• Collection entries:
====

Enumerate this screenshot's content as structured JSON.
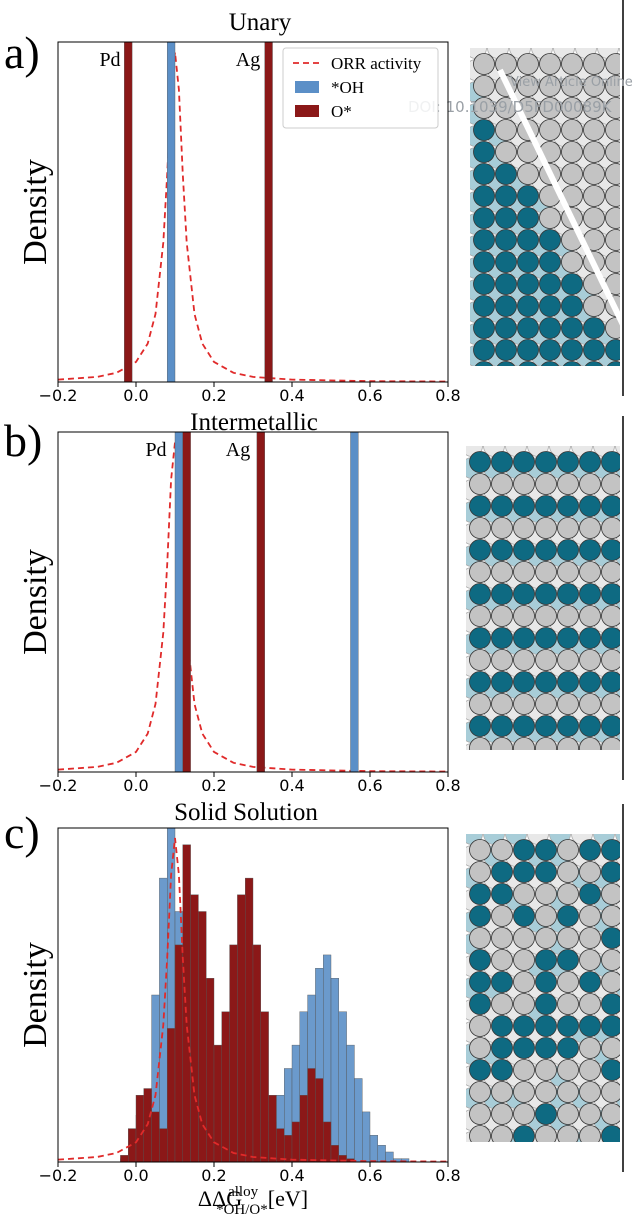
{
  "watermark": [
    "View Article Online",
    "DOI: 10.1039/D5FD00089K"
  ],
  "chart_data": [
    {
      "type": "histogram",
      "panel_label": "a)",
      "title": "Unary",
      "ylabel": "Density",
      "xlim": [
        -0.2,
        0.8
      ],
      "xticks": [
        {
          "value": -0.2,
          "label": "−0.2"
        },
        {
          "value": 0,
          "label": "0.0"
        },
        0.2,
        0.4,
        0.6,
        0.8
      ],
      "ylim": [
        0,
        1
      ],
      "annotations": [
        "Pd",
        "Ag"
      ],
      "legend": "upper right",
      "series": [
        {
          "name": "ORR activity",
          "type": "line",
          "style": "dashed",
          "color": "#e02a2a",
          "x": [
            -0.2,
            -0.1,
            -0.05,
            0,
            0.03,
            0.05,
            0.07,
            0.08,
            0.09,
            0.1,
            0.11,
            0.12,
            0.13,
            0.15,
            0.17,
            0.2,
            0.25,
            0.3,
            0.4,
            0.6,
            0.8
          ],
          "values": [
            0.007,
            0.015,
            0.027,
            0.059,
            0.113,
            0.2,
            0.41,
            0.61,
            0.86,
            0.97,
            0.86,
            0.61,
            0.41,
            0.2,
            0.113,
            0.059,
            0.027,
            0.015,
            0.007,
            0.0025,
            0.0013
          ]
        },
        {
          "name": "*OH",
          "type": "histogram",
          "color": "#5b8fc7",
          "bins": [
            0.08,
            0.1
          ],
          "values": [
            1
          ]
        },
        {
          "name": "O*",
          "type": "histogram",
          "color": "#8b1818",
          "bins": [
            -0.03,
            -0.01,
            0.33,
            0.35
          ],
          "values": [
            1,
            0,
            1
          ]
        }
      ]
    },
    {
      "type": "histogram",
      "panel_label": "b)",
      "title": "Intermetallic",
      "ylabel": "Density",
      "xlim": [
        -0.2,
        0.8
      ],
      "xticks": [
        {
          "value": -0.2,
          "label": "−0.2"
        },
        {
          "value": 0,
          "label": "0.0"
        },
        0.2,
        0.4,
        0.6,
        0.8
      ],
      "ylim": [
        0,
        1
      ],
      "annotations": [
        "Pd",
        "Ag"
      ],
      "series": [
        {
          "name": "ORR activity",
          "type": "line",
          "style": "dashed",
          "color": "#e02a2a",
          "x": [
            -0.2,
            -0.1,
            -0.05,
            0,
            0.03,
            0.05,
            0.07,
            0.08,
            0.09,
            0.1,
            0.11,
            0.12,
            0.13,
            0.15,
            0.17,
            0.2,
            0.25,
            0.3,
            0.4,
            0.6,
            0.8
          ],
          "values": [
            0.007,
            0.015,
            0.027,
            0.059,
            0.113,
            0.2,
            0.41,
            0.61,
            0.86,
            0.97,
            0.86,
            0.61,
            0.41,
            0.2,
            0.113,
            0.059,
            0.027,
            0.015,
            0.007,
            0.0025,
            0.0013
          ]
        },
        {
          "name": "*OH",
          "type": "histogram",
          "color": "#5b8fc7",
          "bins": [
            0.1,
            0.12,
            0.55,
            0.57
          ],
          "values": [
            1,
            0,
            1
          ]
        },
        {
          "name": "O*",
          "type": "histogram",
          "color": "#8b1818",
          "bins": [
            0.12,
            0.14,
            0.31,
            0.33
          ],
          "values": [
            1,
            0,
            1
          ]
        }
      ]
    },
    {
      "type": "histogram",
      "panel_label": "c)",
      "title": "Solid Solution",
      "ylabel": "Density",
      "xlabel": {
        "main": "ΔΔG",
        "sup": "alloy",
        "sub": "*OH/O*",
        "unit": "[eV]"
      },
      "xlim": [
        -0.2,
        0.8
      ],
      "xticks": [
        {
          "value": -0.2,
          "label": "−0.2"
        },
        {
          "value": 0,
          "label": "0.0"
        },
        0.2,
        0.4,
        0.6,
        0.8
      ],
      "ylim": [
        0,
        1
      ],
      "series": [
        {
          "name": "*OH",
          "type": "histogram",
          "color": "#5b8fc7",
          "bins": [
            -0.04,
            -0.02,
            0,
            0.02,
            0.04,
            0.06,
            0.08,
            0.1,
            0.12,
            0.14,
            0.16,
            0.18,
            0.2,
            0.22,
            0.24,
            0.26,
            0.28,
            0.3,
            0.32,
            0.34,
            0.36,
            0.38,
            0.4,
            0.42,
            0.44,
            0.46,
            0.48,
            0.5,
            0.52,
            0.54,
            0.56,
            0.58,
            0.6,
            0.62,
            0.64,
            0.66,
            0.68,
            0.7
          ],
          "values": [
            0.01,
            0.05,
            0.14,
            0.2,
            0.5,
            0.85,
            1.0,
            0.75,
            0.45,
            0.3,
            0.2,
            0.1,
            0.05,
            0.02,
            0.01,
            0.01,
            0.02,
            0.03,
            0.06,
            0.12,
            0.2,
            0.28,
            0.35,
            0.45,
            0.5,
            0.58,
            0.62,
            0.55,
            0.45,
            0.35,
            0.25,
            0.15,
            0.08,
            0.05,
            0.03,
            0.01,
            0.01
          ]
        },
        {
          "name": "O*",
          "type": "histogram",
          "color": "#8b1818",
          "bins": [
            -0.04,
            -0.02,
            0,
            0.02,
            0.04,
            0.06,
            0.08,
            0.1,
            0.12,
            0.14,
            0.16,
            0.18,
            0.2,
            0.22,
            0.24,
            0.26,
            0.28,
            0.3,
            0.32,
            0.34,
            0.36,
            0.38,
            0.4,
            0.42,
            0.44,
            0.46,
            0.48,
            0.5,
            0.52,
            0.54,
            0.56,
            0.58,
            0.6,
            0.62,
            0.64,
            0.66,
            0.68,
            0.7
          ],
          "values": [
            0.02,
            0.1,
            0.2,
            0.22,
            0.15,
            0.1,
            0.4,
            0.65,
            0.95,
            0.8,
            0.75,
            0.55,
            0.35,
            0.45,
            0.65,
            0.8,
            0.85,
            0.65,
            0.45,
            0.2,
            0.1,
            0.08,
            0.12,
            0.2,
            0.28,
            0.25,
            0.12,
            0.05,
            0.02,
            0.01,
            0,
            0,
            0,
            0,
            0,
            0,
            0
          ]
        },
        {
          "name": "ORR activity",
          "type": "line",
          "style": "dashed",
          "color": "#e02a2a",
          "x": [
            -0.2,
            -0.1,
            -0.05,
            0,
            0.03,
            0.05,
            0.07,
            0.08,
            0.09,
            0.1,
            0.11,
            0.12,
            0.13,
            0.15,
            0.17,
            0.2,
            0.25,
            0.3,
            0.4,
            0.6,
            0.8
          ],
          "values": [
            0.007,
            0.015,
            0.027,
            0.059,
            0.113,
            0.2,
            0.41,
            0.61,
            0.86,
            0.97,
            0.86,
            0.61,
            0.41,
            0.2,
            0.113,
            0.059,
            0.027,
            0.015,
            0.007,
            0.0025,
            0.0013
          ]
        }
      ]
    }
  ]
}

====

• WORK TO COMPLETE:
Print out every entry above without changing a word, and leave out the pictures.

• CORRECT RESULT:
Enumerate this screenshot's content as structured JSON.
{
  "watermark": [
    "View Article Online",
    "DOI: 10.1039/D5FD00089K"
  ],
  "chart_data": [
    {
      "type": "histogram",
      "panel_label": "a)",
      "title": "Unary",
      "ylabel": "Density",
      "xlim": [
        -0.2,
        0.8
      ],
      "xticks": [
        {
          "value": -0.2,
          "label": "−0.2"
        },
        {
          "value": 0,
          "label": "0.0"
        },
        0.2,
        0.4,
        0.6,
        0.8
      ],
      "ylim": [
        0,
        1
      ],
      "annotations": [
        "Pd",
        "Ag"
      ],
      "legend": "upper right",
      "series": [
        {
          "name": "ORR activity",
          "type": "line",
          "style": "dashed",
          "color": "#e02a2a",
          "x": [
            -0.2,
            -0.1,
            -0.05,
            0,
            0.03,
            0.05,
            0.07,
            0.08,
            0.09,
            0.1,
            0.11,
            0.12,
            0.13,
            0.15,
            0.17,
            0.2,
            0.25,
            0.3,
            0.4,
            0.6,
            0.8
          ],
          "values": [
            0.007,
            0.015,
            0.027,
            0.059,
            0.113,
            0.2,
            0.41,
            0.61,
            0.86,
            0.97,
            0.86,
            0.61,
            0.41,
            0.2,
            0.113,
            0.059,
            0.027,
            0.015,
            0.007,
            0.0025,
            0.0013
          ]
        },
        {
          "name": "*OH",
          "type": "histogram",
          "color": "#5b8fc7",
          "bins": [
            0.08,
            0.1
          ],
          "values": [
            1
          ]
        },
        {
          "name": "O*",
          "type": "histogram",
          "color": "#8b1818",
          "bins": [
            -0.03,
            -0.01,
            0.33,
            0.35
          ],
          "values": [
            1,
            0,
            1
          ]
        }
      ]
    },
    {
      "type": "histogram",
      "panel_label": "b)",
      "title": "Intermetallic",
      "ylabel": "Density",
      "xlim": [
        -0.2,
        0.8
      ],
      "xticks": [
        {
          "value": -0.2,
          "label": "−0.2"
        },
        {
          "value": 0,
          "label": "0.0"
        },
        0.2,
        0.4,
        0.6,
        0.8
      ],
      "ylim": [
        0,
        1
      ],
      "annotations": [
        "Pd",
        "Ag"
      ],
      "series": [
        {
          "name": "ORR activity",
          "type": "line",
          "style": "dashed",
          "color": "#e02a2a",
          "x": [
            -0.2,
            -0.1,
            -0.05,
            0,
            0.03,
            0.05,
            0.07,
            0.08,
            0.09,
            0.1,
            0.11,
            0.12,
            0.13,
            0.15,
            0.17,
            0.2,
            0.25,
            0.3,
            0.4,
            0.6,
            0.8
          ],
          "values": [
            0.007,
            0.015,
            0.027,
            0.059,
            0.113,
            0.2,
            0.41,
            0.61,
            0.86,
            0.97,
            0.86,
            0.61,
            0.41,
            0.2,
            0.113,
            0.059,
            0.027,
            0.015,
            0.007,
            0.0025,
            0.0013
          ]
        },
        {
          "name": "*OH",
          "type": "histogram",
          "color": "#5b8fc7",
          "bins": [
            0.1,
            0.12,
            0.55,
            0.57
          ],
          "values": [
            1,
            0,
            1
          ]
        },
        {
          "name": "O*",
          "type": "histogram",
          "color": "#8b1818",
          "bins": [
            0.12,
            0.14,
            0.31,
            0.33
          ],
          "values": [
            1,
            0,
            1
          ]
        }
      ]
    },
    {
      "type": "histogram",
      "panel_label": "c)",
      "title": "Solid Solution",
      "ylabel": "Density",
      "xlabel": {
        "main": "ΔΔG",
        "sup": "alloy",
        "sub": "*OH/O*",
        "unit": "[eV]"
      },
      "xlim": [
        -0.2,
        0.8
      ],
      "xticks": [
        {
          "value": -0.2,
          "label": "−0.2"
        },
        {
          "value": 0,
          "label": "0.0"
        },
        0.2,
        0.4,
        0.6,
        0.8
      ],
      "ylim": [
        0,
        1
      ],
      "series": [
        {
          "name": "*OH",
          "type": "histogram",
          "color": "#5b8fc7",
          "bins": [
            -0.04,
            -0.02,
            0,
            0.02,
            0.04,
            0.06,
            0.08,
            0.1,
            0.12,
            0.14,
            0.16,
            0.18,
            0.2,
            0.22,
            0.24,
            0.26,
            0.28,
            0.3,
            0.32,
            0.34,
            0.36,
            0.38,
            0.4,
            0.42,
            0.44,
            0.46,
            0.48,
            0.5,
            0.52,
            0.54,
            0.56,
            0.58,
            0.6,
            0.62,
            0.64,
            0.66,
            0.68,
            0.7
          ],
          "values": [
            0.01,
            0.05,
            0.14,
            0.2,
            0.5,
            0.85,
            1.0,
            0.75,
            0.45,
            0.3,
            0.2,
            0.1,
            0.05,
            0.02,
            0.01,
            0.01,
            0.02,
            0.03,
            0.06,
            0.12,
            0.2,
            0.28,
            0.35,
            0.45,
            0.5,
            0.58,
            0.62,
            0.55,
            0.45,
            0.35,
            0.25,
            0.15,
            0.08,
            0.05,
            0.03,
            0.01,
            0.01
          ]
        },
        {
          "name": "O*",
          "type": "histogram",
          "color": "#8b1818",
          "bins": [
            -0.04,
            -0.02,
            0,
            0.02,
            0.04,
            0.06,
            0.08,
            0.1,
            0.12,
            0.14,
            0.16,
            0.18,
            0.2,
            0.22,
            0.24,
            0.26,
            0.28,
            0.3,
            0.32,
            0.34,
            0.36,
            0.38,
            0.4,
            0.42,
            0.44,
            0.46,
            0.48,
            0.5,
            0.52,
            0.54,
            0.56,
            0.58,
            0.6,
            0.62,
            0.64,
            0.66,
            0.68,
            0.7
          ],
          "values": [
            0.02,
            0.1,
            0.2,
            0.22,
            0.15,
            0.1,
            0.4,
            0.65,
            0.95,
            0.8,
            0.75,
            0.55,
            0.35,
            0.45,
            0.65,
            0.8,
            0.85,
            0.65,
            0.45,
            0.2,
            0.1,
            0.08,
            0.12,
            0.2,
            0.28,
            0.25,
            0.12,
            0.05,
            0.02,
            0.01,
            0,
            0,
            0,
            0,
            0,
            0,
            0
          ]
        },
        {
          "name": "ORR activity",
          "type": "line",
          "style": "dashed",
          "color": "#e02a2a",
          "x": [
            -0.2,
            -0.1,
            -0.05,
            0,
            0.03,
            0.05,
            0.07,
            0.08,
            0.09,
            0.1,
            0.11,
            0.12,
            0.13,
            0.15,
            0.17,
            0.2,
            0.25,
            0.3,
            0.4,
            0.6,
            0.8
          ],
          "values": [
            0.007,
            0.015,
            0.027,
            0.059,
            0.113,
            0.2,
            0.41,
            0.61,
            0.86,
            0.97,
            0.86,
            0.61,
            0.41,
            0.2,
            0.113,
            0.059,
            0.027,
            0.015,
            0.007,
            0.0025,
            0.0013
          ]
        }
      ]
    }
  ]
}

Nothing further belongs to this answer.